[LISTING]
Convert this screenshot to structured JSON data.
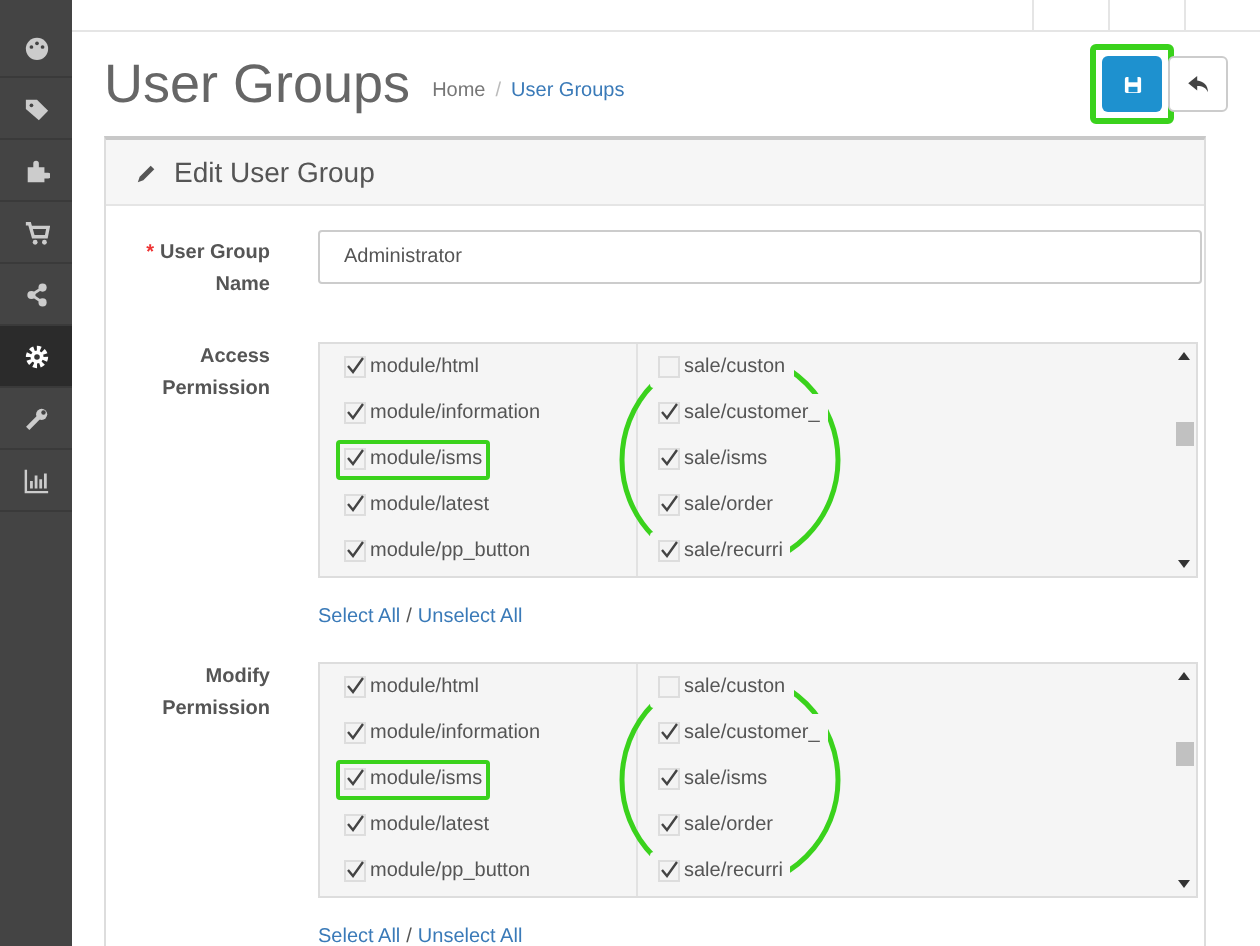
{
  "sidebar": {
    "items": [
      {
        "selected": false
      },
      {
        "selected": false
      },
      {
        "selected": false
      },
      {
        "selected": false
      },
      {
        "selected": false
      },
      {
        "selected": true
      },
      {
        "selected": false
      },
      {
        "selected": false
      }
    ]
  },
  "header": {
    "title": "User Groups",
    "breadcrumb": [
      {
        "label": "Home",
        "current": false
      },
      {
        "label": "User Groups",
        "current": true
      }
    ],
    "breadcrumb_separator": "/",
    "buttons": [
      {
        "kind": "save",
        "highlighted": true
      },
      {
        "kind": "back",
        "highlighted": false
      }
    ]
  },
  "panel": {
    "title": "Edit User Group",
    "group_name": {
      "label": "User Group Name",
      "required_mark": "*",
      "value": "Administrator"
    },
    "permissions": [
      {
        "label": "Access Permission",
        "columns": [
          {
            "circled": false,
            "items": [
              {
                "label": "module/html",
                "checked": true,
                "highlighted": false
              },
              {
                "label": "module/information",
                "checked": true,
                "highlighted": false
              },
              {
                "label": "module/isms",
                "checked": true,
                "highlighted": true
              },
              {
                "label": "module/latest",
                "checked": true,
                "highlighted": false
              },
              {
                "label": "module/pp_button",
                "checked": true,
                "highlighted": false
              }
            ]
          },
          {
            "circled": true,
            "items": [
              {
                "label": "sale/custon",
                "checked": false,
                "highlighted": false
              },
              {
                "label": "sale/customer_",
                "checked": true,
                "highlighted": false
              },
              {
                "label": "sale/isms",
                "checked": true,
                "highlighted": false
              },
              {
                "label": "sale/order",
                "checked": true,
                "highlighted": false
              },
              {
                "label": "sale/recurri",
                "checked": true,
                "highlighted": false
              }
            ]
          }
        ],
        "links": [
          "Select All",
          "Unselect All"
        ],
        "separator": "/"
      },
      {
        "label": "Modify Permission",
        "columns": [
          {
            "circled": false,
            "items": [
              {
                "label": "module/html",
                "checked": true,
                "highlighted": false
              },
              {
                "label": "module/information",
                "checked": true,
                "highlighted": false
              },
              {
                "label": "module/isms",
                "checked": true,
                "highlighted": true
              },
              {
                "label": "module/latest",
                "checked": true,
                "highlighted": false
              },
              {
                "label": "module/pp_button",
                "checked": true,
                "highlighted": false
              }
            ]
          },
          {
            "circled": true,
            "items": [
              {
                "label": "sale/custon",
                "checked": false,
                "highlighted": false
              },
              {
                "label": "sale/customer_",
                "checked": true,
                "highlighted": false
              },
              {
                "label": "sale/isms",
                "checked": true,
                "highlighted": false
              },
              {
                "label": "sale/order",
                "checked": true,
                "highlighted": false
              },
              {
                "label": "sale/recurri",
                "checked": true,
                "highlighted": false
              }
            ]
          }
        ],
        "links": [
          "Select All",
          "Unselect All"
        ],
        "separator": "/"
      }
    ]
  }
}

[WRITTEN INSTRUCTION]
Transcribe the records verbatim and omit the images.

[ANSWER TO THIS PROBLEM]
Convert this screenshot to structured JSON data.
{
  "sidebar": {
    "items": [
      {
        "selected": false
      },
      {
        "selected": false
      },
      {
        "selected": false
      },
      {
        "selected": false
      },
      {
        "selected": false
      },
      {
        "selected": true
      },
      {
        "selected": false
      },
      {
        "selected": false
      }
    ]
  },
  "header": {
    "title": "User Groups",
    "breadcrumb": [
      {
        "label": "Home",
        "current": false
      },
      {
        "label": "User Groups",
        "current": true
      }
    ],
    "breadcrumb_separator": "/",
    "buttons": [
      {
        "kind": "save",
        "highlighted": true
      },
      {
        "kind": "back",
        "highlighted": false
      }
    ]
  },
  "panel": {
    "title": "Edit User Group",
    "group_name": {
      "label": "User Group Name",
      "required_mark": "*",
      "value": "Administrator"
    },
    "permissions": [
      {
        "label": "Access Permission",
        "columns": [
          {
            "circled": false,
            "items": [
              {
                "label": "module/html",
                "checked": true,
                "highlighted": false
              },
              {
                "label": "module/information",
                "checked": true,
                "highlighted": false
              },
              {
                "label": "module/isms",
                "checked": true,
                "highlighted": true
              },
              {
                "label": "module/latest",
                "checked": true,
                "highlighted": false
              },
              {
                "label": "module/pp_button",
                "checked": true,
                "highlighted": false
              }
            ]
          },
          {
            "circled": true,
            "items": [
              {
                "label": "sale/custon",
                "checked": false,
                "highlighted": false
              },
              {
                "label": "sale/customer_",
                "checked": true,
                "highlighted": false
              },
              {
                "label": "sale/isms",
                "checked": true,
                "highlighted": false
              },
              {
                "label": "sale/order",
                "checked": true,
                "highlighted": false
              },
              {
                "label": "sale/recurri",
                "checked": true,
                "highlighted": false
              }
            ]
          }
        ],
        "links": [
          "Select All",
          "Unselect All"
        ],
        "separator": "/"
      },
      {
        "label": "Modify Permission",
        "columns": [
          {
            "circled": false,
            "items": [
              {
                "label": "module/html",
                "checked": true,
                "highlighted": false
              },
              {
                "label": "module/information",
                "checked": true,
                "highlighted": false
              },
              {
                "label": "module/isms",
                "checked": true,
                "highlighted": true
              },
              {
                "label": "module/latest",
                "checked": true,
                "highlighted": false
              },
              {
                "label": "module/pp_button",
                "checked": true,
                "highlighted": false
              }
            ]
          },
          {
            "circled": true,
            "items": [
              {
                "label": "sale/custon",
                "checked": false,
                "highlighted": false
              },
              {
                "label": "sale/customer_",
                "checked": true,
                "highlighted": false
              },
              {
                "label": "sale/isms",
                "checked": true,
                "highlighted": false
              },
              {
                "label": "sale/order",
                "checked": true,
                "highlighted": false
              },
              {
                "label": "sale/recurri",
                "checked": true,
                "highlighted": false
              }
            ]
          }
        ],
        "links": [
          "Select All",
          "Unselect All"
        ],
        "separator": "/"
      }
    ]
  }
}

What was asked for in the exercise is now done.